▶ **Requirement**
Give the listing again exactly, omitting its images.

▶ **Listed records**
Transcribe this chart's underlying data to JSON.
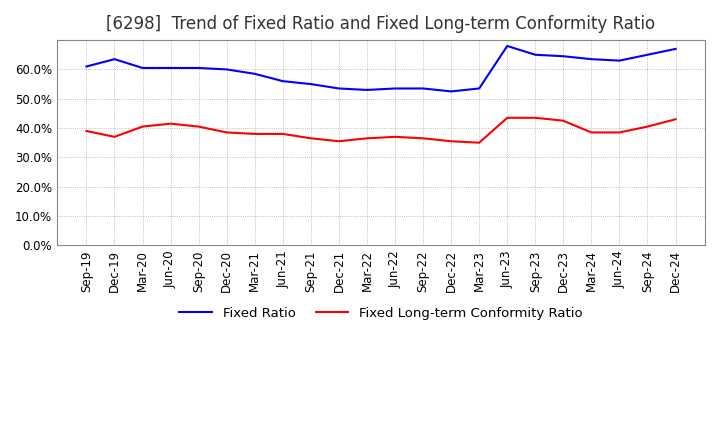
{
  "title": "[6298]  Trend of Fixed Ratio and Fixed Long-term Conformity Ratio",
  "x_labels": [
    "Sep-19",
    "Dec-19",
    "Mar-20",
    "Jun-20",
    "Sep-20",
    "Dec-20",
    "Mar-21",
    "Jun-21",
    "Sep-21",
    "Dec-21",
    "Mar-22",
    "Jun-22",
    "Sep-22",
    "Dec-22",
    "Mar-23",
    "Jun-23",
    "Sep-23",
    "Dec-23",
    "Mar-24",
    "Jun-24",
    "Sep-24",
    "Dec-24"
  ],
  "fixed_ratio": [
    61.0,
    63.5,
    60.5,
    60.5,
    60.5,
    60.0,
    58.5,
    56.0,
    55.0,
    53.5,
    53.0,
    53.5,
    53.5,
    52.5,
    53.5,
    68.0,
    65.0,
    64.5,
    63.5,
    63.0,
    65.0,
    67.0
  ],
  "fixed_lt_ratio": [
    39.0,
    37.0,
    40.5,
    41.5,
    40.5,
    38.5,
    38.0,
    38.0,
    36.5,
    35.5,
    36.5,
    37.0,
    36.5,
    35.5,
    35.0,
    43.5,
    43.5,
    42.5,
    38.5,
    38.5,
    40.5,
    43.0
  ],
  "fixed_ratio_color": "#0000ff",
  "fixed_lt_ratio_color": "#ff0000",
  "ylim": [
    0,
    70
  ],
  "yticks": [
    0,
    10,
    20,
    30,
    40,
    50,
    60
  ],
  "background_color": "#ffffff",
  "grid_color": "#aaaaaa",
  "title_fontsize": 12,
  "tick_fontsize": 8.5,
  "legend_fontsize": 9.5
}
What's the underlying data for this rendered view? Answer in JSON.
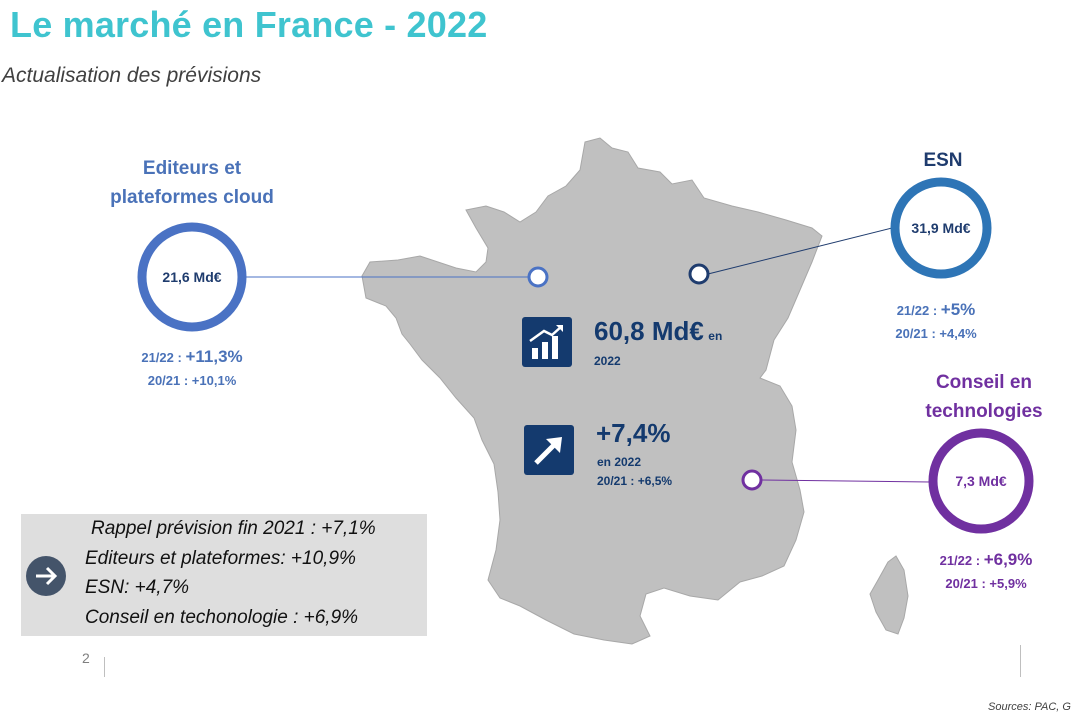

▶ **Solved exercise**
Transcribe this chart's underlying data to JSON.
{
  "title": "[6298]  Trend of Fixed Ratio and Fixed Long-term Conformity Ratio",
  "x_labels": [
    "Sep-19",
    "Dec-19",
    "Mar-20",
    "Jun-20",
    "Sep-20",
    "Dec-20",
    "Mar-21",
    "Jun-21",
    "Sep-21",
    "Dec-21",
    "Mar-22",
    "Jun-22",
    "Sep-22",
    "Dec-22",
    "Mar-23",
    "Jun-23",
    "Sep-23",
    "Dec-23",
    "Mar-24",
    "Jun-24",
    "Sep-24",
    "Dec-24"
  ],
  "fixed_ratio": [
    61.0,
    63.5,
    60.5,
    60.5,
    60.5,
    60.0,
    58.5,
    56.0,
    55.0,
    53.5,
    53.0,
    53.5,
    53.5,
    52.5,
    53.5,
    68.0,
    65.0,
    64.5,
    63.5,
    63.0,
    65.0,
    67.0
  ],
  "fixed_lt_ratio": [
    39.0,
    37.0,
    40.5,
    41.5,
    40.5,
    38.5,
    38.0,
    38.0,
    36.5,
    35.5,
    36.5,
    37.0,
    36.5,
    35.5,
    35.0,
    43.5,
    43.5,
    42.5,
    38.5,
    38.5,
    40.5,
    43.0
  ],
  "fixed_ratio_color": "#0000ff",
  "fixed_lt_ratio_color": "#ff0000",
  "ylim": [
    0,
    70
  ],
  "yticks": [
    0,
    10,
    20,
    30,
    40,
    50,
    60
  ],
  "background_color": "#ffffff",
  "grid_color": "#aaaaaa",
  "title_fontsize": 12,
  "tick_fontsize": 8.5,
  "legend_fontsize": 9.5
}
What's the underlying data for this rendered view? Answer in JSON.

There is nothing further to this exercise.